Dataset records
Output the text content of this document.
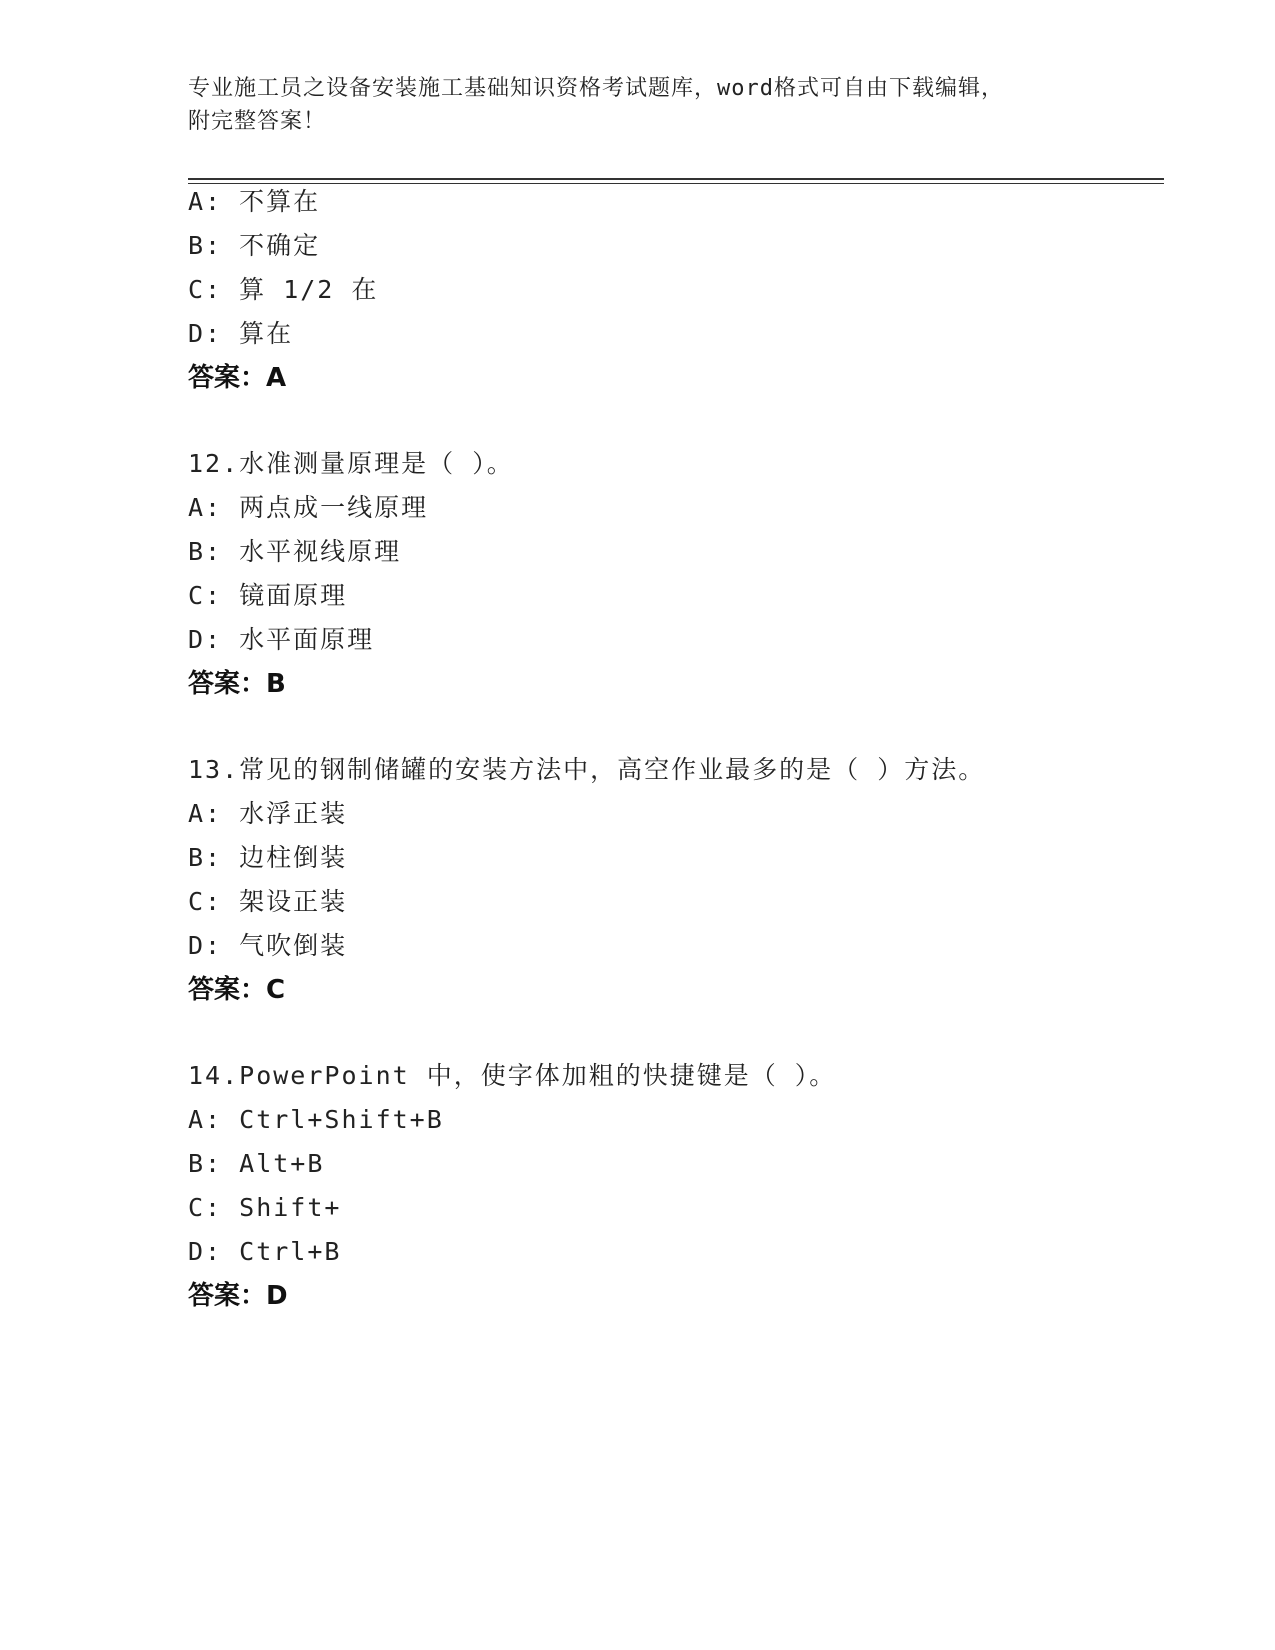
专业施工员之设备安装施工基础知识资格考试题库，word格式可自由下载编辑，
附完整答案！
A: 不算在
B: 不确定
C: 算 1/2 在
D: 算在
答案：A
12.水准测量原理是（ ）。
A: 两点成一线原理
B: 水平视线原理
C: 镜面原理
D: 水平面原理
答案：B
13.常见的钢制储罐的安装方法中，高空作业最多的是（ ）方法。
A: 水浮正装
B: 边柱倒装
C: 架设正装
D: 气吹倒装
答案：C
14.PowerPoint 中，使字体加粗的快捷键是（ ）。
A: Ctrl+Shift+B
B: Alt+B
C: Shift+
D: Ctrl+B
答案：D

▶ _What is being asked_
Output the full set of records above without changing a word, and drop the images.

▶ _Task response_
Output the text content of this document.
专业施工员之设备安装施工基础知识资格考试题库，word格式可自由下载编辑，
附完整答案！
A: 不算在
B: 不确定
C: 算 1/2 在
D: 算在
答案：A
12.水准测量原理是（ ）。
A: 两点成一线原理
B: 水平视线原理
C: 镜面原理
D: 水平面原理
答案：B
13.常见的钢制储罐的安装方法中，高空作业最多的是（ ）方法。
A: 水浮正装
B: 边柱倒装
C: 架设正装
D: 气吹倒装
答案：C
14.PowerPoint 中，使字体加粗的快捷键是（ ）。
A: Ctrl+Shift+B
B: Alt+B
C: Shift+
D: Ctrl+B
答案：D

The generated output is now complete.